# CHALLENGE
Copy every line of the data that contains the string "kvartalet".

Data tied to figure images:

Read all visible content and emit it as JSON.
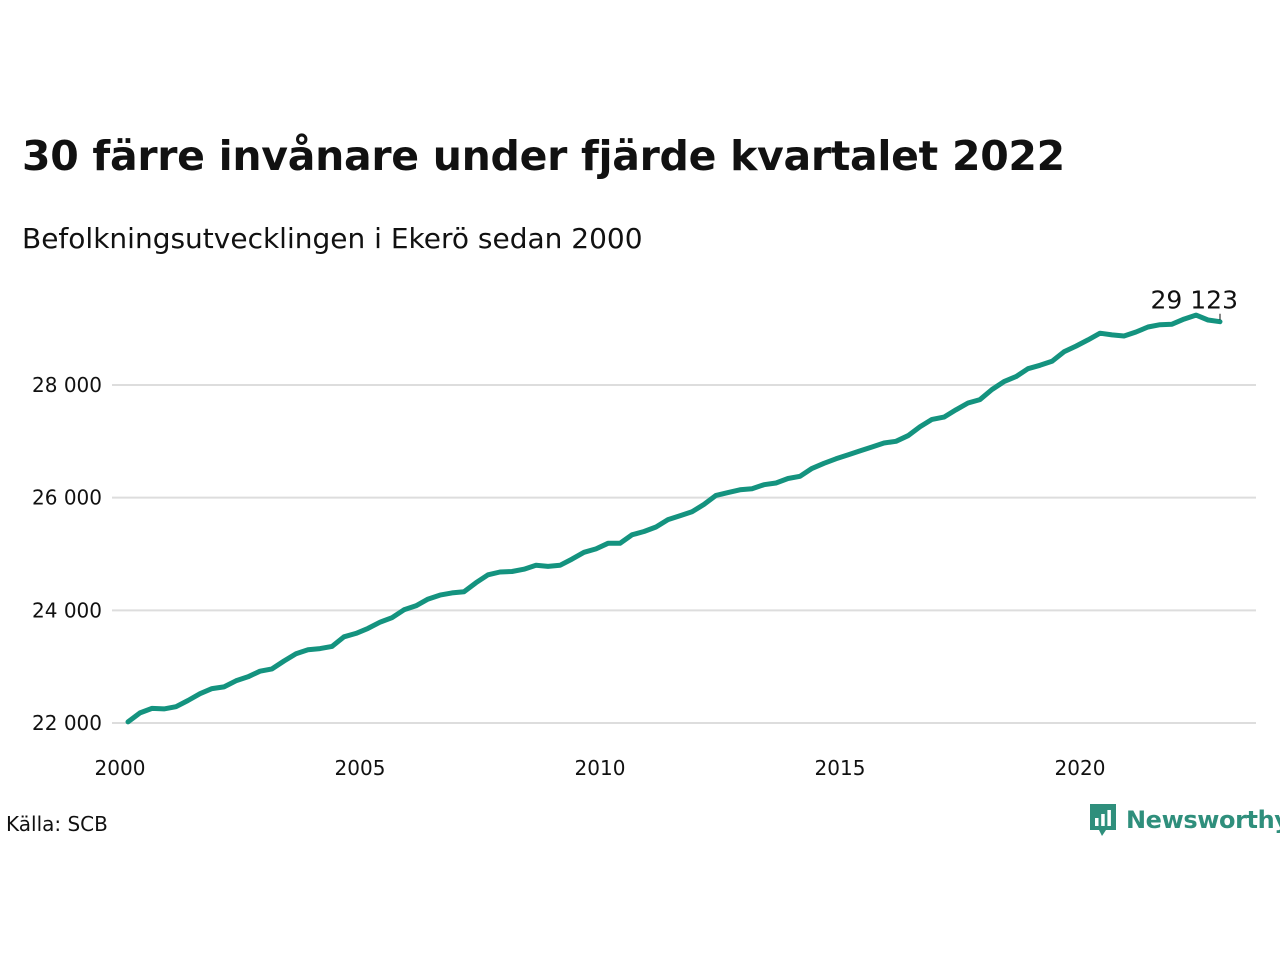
{
  "title": "30 färre invånare under fjärde kvartalet 2022",
  "subtitle": "Befolkningsutvecklingen i Ekerö sedan 2000",
  "source": "Källa: SCB",
  "brand": {
    "name": "Newsworthy",
    "icon": "bar-chart-speech-bubble-icon",
    "color": "#2f8f7c"
  },
  "colors": {
    "line": "#14937f",
    "grid": "#dddddd",
    "text": "#111111"
  },
  "chart_data": {
    "type": "line",
    "title": "30 färre invånare under fjärde kvartalet 2022",
    "subtitle": "Befolkningsutvecklingen i Ekerö sedan 2000",
    "xlabel": "",
    "ylabel": "",
    "xlim": [
      2000,
      2023.75
    ],
    "ylim": [
      22000,
      29300
    ],
    "grid": true,
    "x_ticks": [
      2000,
      2005,
      2010,
      2015,
      2020
    ],
    "x_tick_labels": [
      "2000",
      "2005",
      "2010",
      "2015",
      "2020"
    ],
    "y_ticks": [
      22000,
      24000,
      26000,
      28000
    ],
    "y_tick_labels": [
      "22 000",
      "24 000",
      "26 000",
      "28 000"
    ],
    "end_label": "29 123",
    "series": [
      {
        "x": [
          2000.0,
          2000.25,
          2000.5,
          2000.75,
          2001.0,
          2001.25,
          2001.5,
          2001.75,
          2002.0,
          2002.25,
          2002.5,
          2002.75,
          2003.0,
          2003.25,
          2003.5,
          2003.75,
          2004.0,
          2004.25,
          2004.5,
          2004.75,
          2005.0,
          2005.25,
          2005.5,
          2005.75,
          2006.0,
          2006.25,
          2006.5,
          2006.75,
          2007.0,
          2007.25,
          2007.5,
          2007.75,
          2008.0,
          2008.25,
          2008.5,
          2008.75,
          2009.0,
          2009.25,
          2009.5,
          2009.75,
          2010.0,
          2010.25,
          2010.5,
          2010.75,
          2011.0,
          2011.25,
          2011.5,
          2011.75,
          2012.0,
          2012.25,
          2012.5,
          2012.75,
          2013.0,
          2013.25,
          2013.5,
          2013.75,
          2014.0,
          2014.25,
          2014.5,
          2014.75,
          2015.0,
          2015.25,
          2015.5,
          2015.75,
          2016.0,
          2016.25,
          2016.5,
          2016.75,
          2017.0,
          2017.25,
          2017.5,
          2017.75,
          2018.0,
          2018.25,
          2018.5,
          2018.75,
          2019.0,
          2019.25,
          2019.5,
          2019.75,
          2020.0,
          2020.25,
          2020.5,
          2020.75,
          2021.0,
          2021.25,
          2021.5,
          2021.75,
          2022.0,
          2022.25,
          2022.5,
          2022.75
        ],
        "y": [
          22020,
          22180,
          22260,
          22250,
          22290,
          22400,
          22520,
          22610,
          22640,
          22750,
          22820,
          22920,
          22960,
          23100,
          23230,
          23300,
          23320,
          23360,
          23530,
          23590,
          23680,
          23790,
          23870,
          24010,
          24080,
          24200,
          24270,
          24310,
          24330,
          24490,
          24630,
          24680,
          24690,
          24730,
          24800,
          24780,
          24800,
          24910,
          25030,
          25090,
          25190,
          25190,
          25340,
          25400,
          25480,
          25610,
          25680,
          25750,
          25880,
          26040,
          26090,
          26140,
          26160,
          26230,
          26260,
          26340,
          26380,
          26520,
          26610,
          26690,
          26760,
          26830,
          26900,
          26970,
          27000,
          27100,
          27260,
          27390,
          27430,
          27560,
          27680,
          27740,
          27920,
          28060,
          28150,
          28290,
          28350,
          28420,
          28590,
          28690,
          28800,
          28920,
          28890,
          28870,
          28940,
          29030,
          29070,
          29080,
          29170,
          29240,
          29153,
          29123
        ]
      }
    ]
  }
}
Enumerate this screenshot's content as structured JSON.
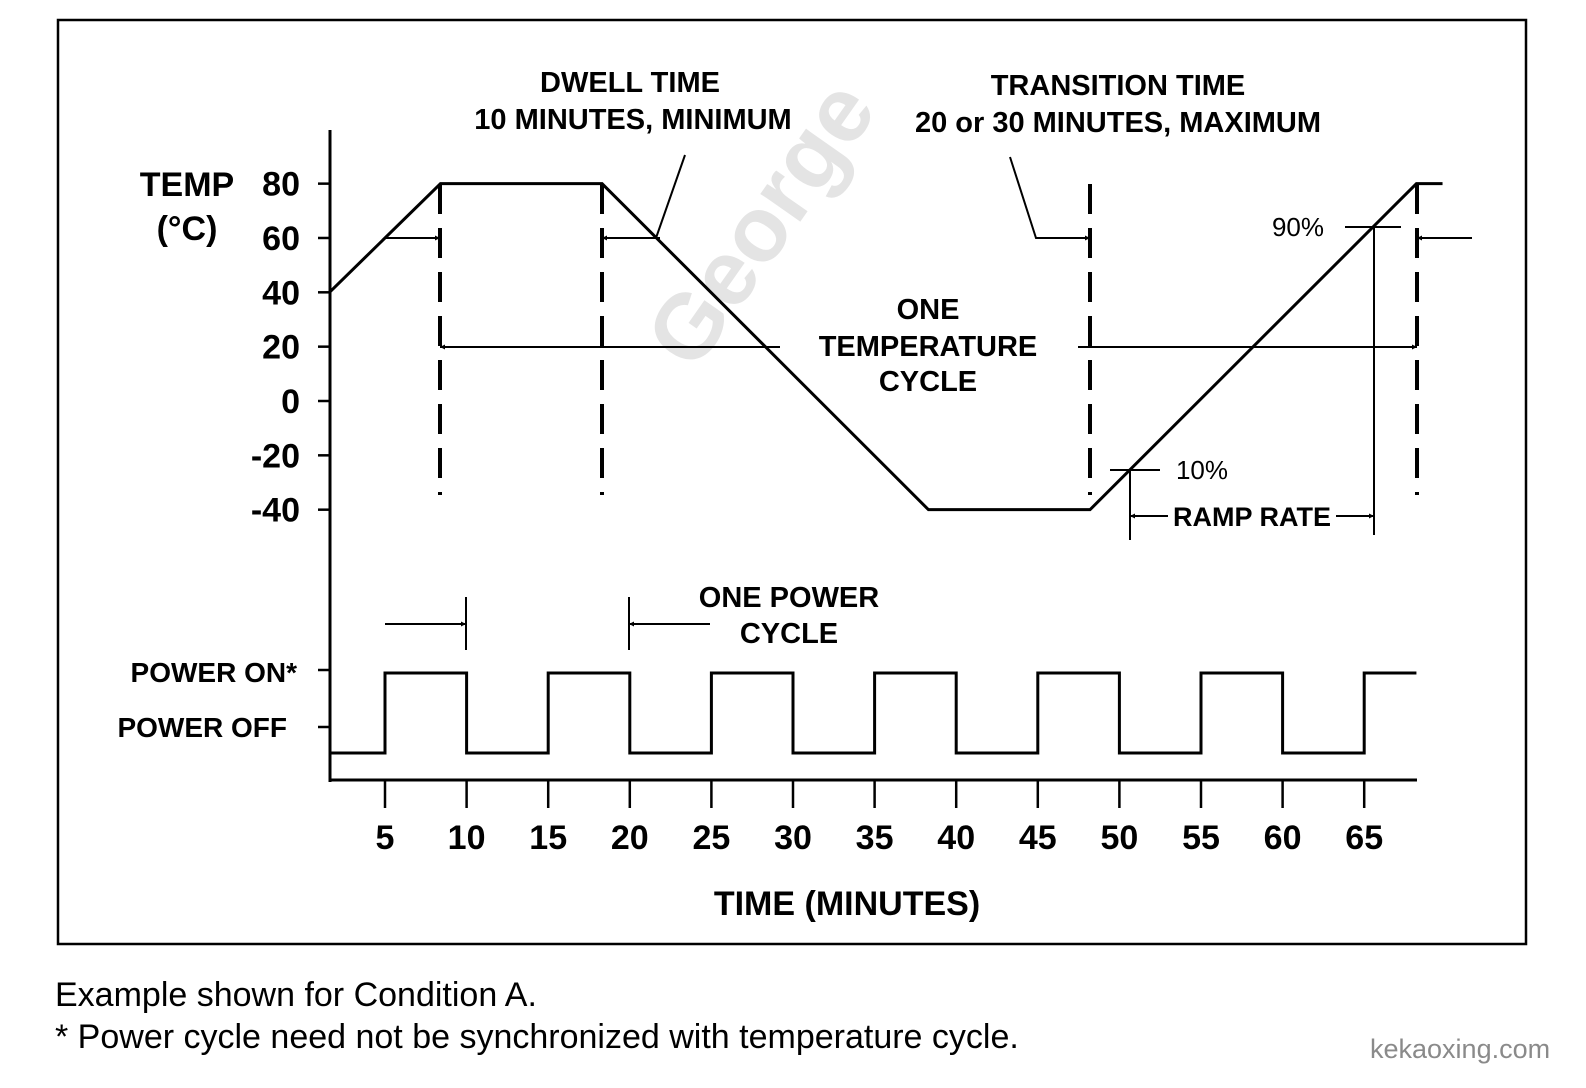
{
  "chart_data": {
    "type": "line",
    "title": "",
    "xlabel": "TIME (MINUTES)",
    "ylabel_line1": "TEMP",
    "ylabel_line2": "(°C)",
    "x_ticks": [
      "5",
      "10",
      "15",
      "20",
      "25",
      "30",
      "35",
      "40",
      "45",
      "50",
      "55",
      "60",
      "65"
    ],
    "x_tick_values": [
      5,
      10,
      15,
      20,
      25,
      30,
      35,
      40,
      45,
      50,
      55,
      60,
      65
    ],
    "y_ticks": [
      "80",
      "60",
      "40",
      "20",
      "0",
      "-20",
      "-40"
    ],
    "y_tick_values": [
      80,
      60,
      40,
      20,
      0,
      -20,
      -40
    ],
    "ylim": [
      -40,
      80
    ],
    "temperature_profile": {
      "name": "temperature",
      "x": [
        1.6,
        8.4,
        18.3,
        38.3,
        48.2,
        68.2,
        69.8
      ],
      "y": [
        40,
        80,
        80,
        -40,
        -40,
        80,
        80
      ]
    },
    "power_cycle": {
      "name": "power",
      "start": 1.6,
      "end": 68.2,
      "transition_times": [
        5,
        10,
        15,
        20,
        25,
        30,
        35,
        40,
        45,
        50,
        55,
        60,
        65
      ],
      "initial_state": "off"
    },
    "power_levels": {
      "on": "POWER ON*",
      "off": "POWER OFF"
    },
    "annotations": {
      "dwell_line1": "DWELL TIME",
      "dwell_line2": "10 MINUTES, MINIMUM",
      "transition_line1": "TRANSITION TIME",
      "transition_line2": "20 or 30 MINUTES, MAXIMUM",
      "temp_cycle_line1": "ONE",
      "temp_cycle_line2": "TEMPERATURE",
      "temp_cycle_line3": "CYCLE",
      "power_cycle_line1": "ONE POWER",
      "power_cycle_line2": "CYCLE",
      "pct90": "90%",
      "pct10": "10%",
      "ramp_rate": "RAMP RATE"
    },
    "watermark": "George"
  },
  "notes": {
    "line1": "Example shown for Condition A.",
    "line2": "* Power cycle need not be synchronized with temperature cycle."
  },
  "site": "kekaoxing.com"
}
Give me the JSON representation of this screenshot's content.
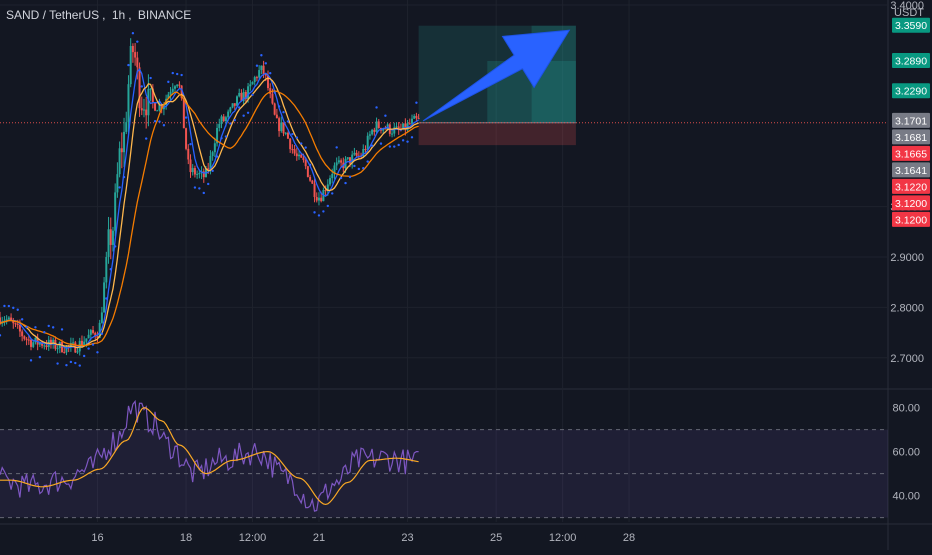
{
  "colors": {
    "background": "#131722",
    "grid": "#1e222d",
    "text": "#b2b5be",
    "candle_up": "#26a69a",
    "candle_down": "#ef5350",
    "ma_fast": "#2962ff",
    "ma_slow": "#f57c00",
    "ma_mid": "#ffb74d",
    "psar": "#2962ff",
    "rsi_line": "#7e57c2",
    "rsi_ma": "#f9a825",
    "rsi_band": "#7e57c2",
    "arrow": "#2962ff",
    "target_zone": "#26a69a",
    "stop_zone": "#ef5350"
  },
  "header": {
    "symbol": "SAND / TetherUS",
    "interval": "1h",
    "exchange": "BINANCE"
  },
  "chart_data": [
    {
      "type": "candlestick",
      "title": "SAND / TetherUS, 1h, BINANCE",
      "currency": "USDT",
      "ylim": [
        2.64,
        3.41
      ],
      "x_range": [
        0,
        20
      ],
      "x_ticks": [
        {
          "label": "16",
          "x": 2.2
        },
        {
          "label": "18",
          "x": 4.2
        },
        {
          "label": "12:00",
          "x": 5.7
        },
        {
          "label": "21",
          "x": 7.2
        },
        {
          "label": "23",
          "x": 9.2
        },
        {
          "label": "25",
          "x": 11.2
        },
        {
          "label": "12:00",
          "x": 12.7
        },
        {
          "label": "28",
          "x": 14.2
        }
      ],
      "y_ticks": [
        2.7,
        2.8,
        2.9,
        3.0,
        3.4
      ],
      "y_tick_labels": [
        "2.7000",
        "2.8000",
        "2.9000",
        "3.0000",
        "3.4000"
      ],
      "price_labels": [
        {
          "value": 3.359,
          "text": "3.3590",
          "color": "#089981"
        },
        {
          "value": 3.289,
          "text": "3.2890",
          "color": "#089981"
        },
        {
          "value": 3.229,
          "text": "3.2290",
          "color": "#089981"
        },
        {
          "value": 3.1701,
          "text": "3.1701",
          "color": "#787b86"
        },
        {
          "value": 3.1681,
          "text": "3.1681",
          "color": "#787b86"
        },
        {
          "value": 3.1665,
          "text": "3.1665",
          "color": "#f23645"
        },
        {
          "value": 3.1641,
          "text": "3.1641",
          "color": "#787b86"
        },
        {
          "value": 3.122,
          "text": "3.1220",
          "color": "#f23645"
        },
        {
          "value": 3.12,
          "text": "3.1200",
          "color": "#f23645"
        },
        {
          "value": 3.12,
          "text": "3.1200",
          "color": "#f23645"
        }
      ],
      "current_price": 3.1665,
      "anchors": [
        {
          "x": 0.0,
          "y": 2.78
        },
        {
          "x": 0.8,
          "y": 2.73
        },
        {
          "x": 1.6,
          "y": 2.72
        },
        {
          "x": 2.2,
          "y": 2.75
        },
        {
          "x": 2.5,
          "y": 2.94
        },
        {
          "x": 2.75,
          "y": 3.12
        },
        {
          "x": 3.0,
          "y": 3.31
        },
        {
          "x": 3.2,
          "y": 3.21
        },
        {
          "x": 3.6,
          "y": 3.2
        },
        {
          "x": 4.0,
          "y": 3.25
        },
        {
          "x": 4.3,
          "y": 3.07
        },
        {
          "x": 4.6,
          "y": 3.06
        },
        {
          "x": 5.0,
          "y": 3.17
        },
        {
          "x": 5.5,
          "y": 3.22
        },
        {
          "x": 5.9,
          "y": 3.27
        },
        {
          "x": 6.3,
          "y": 3.16
        },
        {
          "x": 6.8,
          "y": 3.09
        },
        {
          "x": 7.2,
          "y": 3.02
        },
        {
          "x": 7.6,
          "y": 3.08
        },
        {
          "x": 8.1,
          "y": 3.1
        },
        {
          "x": 8.5,
          "y": 3.16
        },
        {
          "x": 9.0,
          "y": 3.15
        },
        {
          "x": 9.4,
          "y": 3.17
        }
      ],
      "position": {
        "x_start": 9.45,
        "x_end": 13.0,
        "entry": 3.1665,
        "target": 3.359,
        "stop": 3.122,
        "fills": [
          {
            "x_start": 11.0,
            "x_end": 13.0,
            "value": 3.289
          },
          {
            "x_start": 12.0,
            "x_end": 13.0,
            "value": 3.359
          }
        ]
      },
      "arrow": {
        "x_from": 9.55,
        "y_from": 3.17,
        "x_to": 12.85,
        "y_to": 3.35
      }
    },
    {
      "type": "line",
      "title": "RSI",
      "ylim": [
        28,
        88
      ],
      "y_ticks": [
        40,
        60,
        80
      ],
      "y_tick_labels": [
        "40.00",
        "60.00",
        "80.00"
      ],
      "bands": [
        30,
        50,
        70
      ],
      "anchors": [
        {
          "x": 0.0,
          "y": 47
        },
        {
          "x": 0.7,
          "y": 44
        },
        {
          "x": 1.4,
          "y": 47
        },
        {
          "x": 2.0,
          "y": 52
        },
        {
          "x": 2.6,
          "y": 65
        },
        {
          "x": 3.0,
          "y": 80
        },
        {
          "x": 3.4,
          "y": 74
        },
        {
          "x": 3.8,
          "y": 63
        },
        {
          "x": 4.4,
          "y": 50
        },
        {
          "x": 5.0,
          "y": 56
        },
        {
          "x": 5.8,
          "y": 60
        },
        {
          "x": 6.5,
          "y": 48
        },
        {
          "x": 7.1,
          "y": 36
        },
        {
          "x": 7.6,
          "y": 46
        },
        {
          "x": 8.1,
          "y": 56
        },
        {
          "x": 8.7,
          "y": 57
        },
        {
          "x": 9.4,
          "y": 55
        }
      ]
    }
  ]
}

# OUTPUT OF THE EXERCISE
  "title": "30 färre invånare under fjärde kvartalet 2022",
    "title": "30 färre invånare under fjärde kvartalet 2022",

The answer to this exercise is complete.